** EXERCISE PROMPT **
Copy every line of the listing that holds the string "value".

** DATASET EXTRACT **

◇ ◇ ◇ ◇

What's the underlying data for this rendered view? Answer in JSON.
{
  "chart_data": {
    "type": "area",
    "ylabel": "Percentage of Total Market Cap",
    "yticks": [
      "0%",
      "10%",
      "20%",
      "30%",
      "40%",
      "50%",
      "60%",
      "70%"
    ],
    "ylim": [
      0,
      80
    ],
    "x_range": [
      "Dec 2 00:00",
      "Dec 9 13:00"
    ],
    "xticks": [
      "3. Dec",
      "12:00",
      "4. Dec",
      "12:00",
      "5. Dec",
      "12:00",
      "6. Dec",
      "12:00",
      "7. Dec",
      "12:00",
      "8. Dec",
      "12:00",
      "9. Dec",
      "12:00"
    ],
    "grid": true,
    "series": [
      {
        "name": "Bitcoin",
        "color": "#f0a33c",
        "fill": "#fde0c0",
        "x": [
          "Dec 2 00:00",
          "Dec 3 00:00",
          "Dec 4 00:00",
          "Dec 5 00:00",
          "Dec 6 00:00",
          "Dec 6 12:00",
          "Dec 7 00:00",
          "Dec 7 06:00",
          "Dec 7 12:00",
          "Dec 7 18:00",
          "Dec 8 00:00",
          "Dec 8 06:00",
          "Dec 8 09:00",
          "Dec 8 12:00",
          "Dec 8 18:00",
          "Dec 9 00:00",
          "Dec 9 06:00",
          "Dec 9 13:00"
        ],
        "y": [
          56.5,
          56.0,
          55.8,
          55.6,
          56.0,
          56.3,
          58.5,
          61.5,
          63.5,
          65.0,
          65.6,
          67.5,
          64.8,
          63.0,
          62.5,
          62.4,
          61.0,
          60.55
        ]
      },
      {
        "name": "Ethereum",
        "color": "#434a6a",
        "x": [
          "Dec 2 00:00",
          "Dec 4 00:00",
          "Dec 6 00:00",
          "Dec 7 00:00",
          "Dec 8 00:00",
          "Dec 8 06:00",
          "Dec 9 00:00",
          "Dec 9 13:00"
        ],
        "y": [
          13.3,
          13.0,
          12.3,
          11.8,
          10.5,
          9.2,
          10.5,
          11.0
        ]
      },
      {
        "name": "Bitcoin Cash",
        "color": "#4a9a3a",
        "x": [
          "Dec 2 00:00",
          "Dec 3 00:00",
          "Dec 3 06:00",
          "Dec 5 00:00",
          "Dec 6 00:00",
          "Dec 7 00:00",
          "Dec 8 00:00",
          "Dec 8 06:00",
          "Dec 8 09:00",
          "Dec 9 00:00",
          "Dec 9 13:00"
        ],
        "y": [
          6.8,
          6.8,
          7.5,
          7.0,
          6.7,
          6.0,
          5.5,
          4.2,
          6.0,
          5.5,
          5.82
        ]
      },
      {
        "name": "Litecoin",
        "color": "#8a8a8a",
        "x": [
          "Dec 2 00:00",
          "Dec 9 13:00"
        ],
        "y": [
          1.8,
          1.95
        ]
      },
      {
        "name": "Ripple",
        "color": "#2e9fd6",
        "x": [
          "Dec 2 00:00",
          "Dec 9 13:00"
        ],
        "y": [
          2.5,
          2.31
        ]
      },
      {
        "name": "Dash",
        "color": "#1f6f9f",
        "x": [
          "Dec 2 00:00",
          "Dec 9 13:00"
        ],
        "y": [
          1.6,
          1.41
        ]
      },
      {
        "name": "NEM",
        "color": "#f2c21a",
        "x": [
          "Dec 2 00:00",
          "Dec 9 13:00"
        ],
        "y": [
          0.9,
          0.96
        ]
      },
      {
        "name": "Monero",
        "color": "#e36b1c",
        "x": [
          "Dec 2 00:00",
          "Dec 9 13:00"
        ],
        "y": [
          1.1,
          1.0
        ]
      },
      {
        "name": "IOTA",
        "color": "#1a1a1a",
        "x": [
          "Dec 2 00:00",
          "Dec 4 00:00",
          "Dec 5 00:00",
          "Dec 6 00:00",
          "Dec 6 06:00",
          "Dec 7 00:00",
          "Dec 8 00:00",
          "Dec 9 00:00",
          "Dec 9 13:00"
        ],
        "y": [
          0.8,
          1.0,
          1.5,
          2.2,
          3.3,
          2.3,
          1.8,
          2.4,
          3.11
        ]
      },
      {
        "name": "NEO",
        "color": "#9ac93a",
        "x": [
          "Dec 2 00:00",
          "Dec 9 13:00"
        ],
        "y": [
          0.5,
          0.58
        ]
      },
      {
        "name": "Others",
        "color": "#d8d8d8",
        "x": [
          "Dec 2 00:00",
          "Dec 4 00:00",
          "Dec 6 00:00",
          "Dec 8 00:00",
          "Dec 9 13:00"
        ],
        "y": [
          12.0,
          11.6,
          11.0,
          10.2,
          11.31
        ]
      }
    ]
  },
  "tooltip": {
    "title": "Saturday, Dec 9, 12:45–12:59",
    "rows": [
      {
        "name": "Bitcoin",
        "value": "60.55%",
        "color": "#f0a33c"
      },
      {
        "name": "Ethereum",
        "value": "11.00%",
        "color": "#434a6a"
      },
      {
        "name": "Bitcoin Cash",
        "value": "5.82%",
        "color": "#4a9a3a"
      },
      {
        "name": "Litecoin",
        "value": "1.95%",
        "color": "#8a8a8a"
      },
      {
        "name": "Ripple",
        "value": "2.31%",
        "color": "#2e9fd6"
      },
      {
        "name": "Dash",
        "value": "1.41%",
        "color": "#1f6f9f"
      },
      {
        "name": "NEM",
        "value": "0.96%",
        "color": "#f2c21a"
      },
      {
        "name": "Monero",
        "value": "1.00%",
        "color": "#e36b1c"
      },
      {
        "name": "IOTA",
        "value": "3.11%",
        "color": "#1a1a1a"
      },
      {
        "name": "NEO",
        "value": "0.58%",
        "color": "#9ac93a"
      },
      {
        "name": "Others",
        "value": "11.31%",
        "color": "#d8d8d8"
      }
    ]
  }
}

◇ ◇ ◇ ◇

** FINISHED ANSWER **
        "value": "60.55%",
        "value": "11.00%",
        "value": "5.82%",
        "value": "1.95%",
        "value": "2.31%",
        "value": "1.41%",
        "value": "0.96%",
        "value": "1.00%",
        "value": "3.11%",
        "value": "0.58%",
        "value": "11.31%",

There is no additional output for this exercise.